Material —
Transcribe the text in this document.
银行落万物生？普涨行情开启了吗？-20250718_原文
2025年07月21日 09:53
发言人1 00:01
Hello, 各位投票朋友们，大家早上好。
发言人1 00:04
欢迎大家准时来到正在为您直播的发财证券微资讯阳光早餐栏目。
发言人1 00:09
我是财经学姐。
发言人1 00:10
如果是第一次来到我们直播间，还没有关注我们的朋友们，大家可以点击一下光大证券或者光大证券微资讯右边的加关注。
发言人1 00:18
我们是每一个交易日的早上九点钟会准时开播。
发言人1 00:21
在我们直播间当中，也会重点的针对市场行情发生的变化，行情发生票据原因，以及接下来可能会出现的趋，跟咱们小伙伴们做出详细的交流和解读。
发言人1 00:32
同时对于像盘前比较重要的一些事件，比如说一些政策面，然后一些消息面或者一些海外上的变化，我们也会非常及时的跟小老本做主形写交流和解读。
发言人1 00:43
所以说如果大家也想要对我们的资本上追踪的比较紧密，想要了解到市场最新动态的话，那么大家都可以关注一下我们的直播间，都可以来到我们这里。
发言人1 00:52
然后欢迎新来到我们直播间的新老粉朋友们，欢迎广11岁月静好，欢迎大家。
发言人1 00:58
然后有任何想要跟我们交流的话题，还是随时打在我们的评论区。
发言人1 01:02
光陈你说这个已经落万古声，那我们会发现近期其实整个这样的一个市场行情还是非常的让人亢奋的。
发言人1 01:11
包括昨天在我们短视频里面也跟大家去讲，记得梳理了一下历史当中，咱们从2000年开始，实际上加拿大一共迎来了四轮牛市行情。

Written task —
Reproduce all the records precisely.

Answer to this problem —
Transcribe the text in this document.
银行落万物生？普涨行情开启了吗？-20250718_原文
2025年07月21日 09:53
发言人1 00:01
Hello, 各位投票朋友们，大家早上好。
发言人1 00:04
欢迎大家准时来到正在为您直播的发财证券微资讯阳光早餐栏目。
发言人1 00:09
我是财经学姐。
发言人1 00:10
如果是第一次来到我们直播间，还没有关注我们的朋友们，大家可以点击一下光大证券或者光大证券微资讯右边的加关注。
发言人1 00:18
我们是每一个交易日的早上九点钟会准时开播。
发言人1 00:21
在我们直播间当中，也会重点的针对市场行情发生的变化，行情发生票据原因，以及接下来可能会出现的趋，跟咱们小伙伴们做出详细的交流和解读。
发言人1 00:32
同时对于像盘前比较重要的一些事件，比如说一些政策面，然后一些消息面或者一些海外上的变化，我们也会非常及时的跟小老本做主形写交流和解读。
发言人1 00:43
所以说如果大家也想要对我们的资本上追踪的比较紧密，想要了解到市场最新动态的话，那么大家都可以关注一下我们的直播间，都可以来到我们这里。
发言人1 00:52
然后欢迎新来到我们直播间的新老粉朋友们，欢迎广11岁月静好，欢迎大家。
发言人1 00:58
然后有任何想要跟我们交流的话题，还是随时打在我们的评论区。
发言人1 01:02
光陈你说这个已经落万古声，那我们会发现近期其实整个这样的一个市场行情还是非常的让人亢奋的。
发言人1 01:11
包括昨天在我们短视频里面也跟大家去讲，记得梳理了一下历史当中，咱们从2000年开始，实际上加拿大一共迎来了四轮牛市行情。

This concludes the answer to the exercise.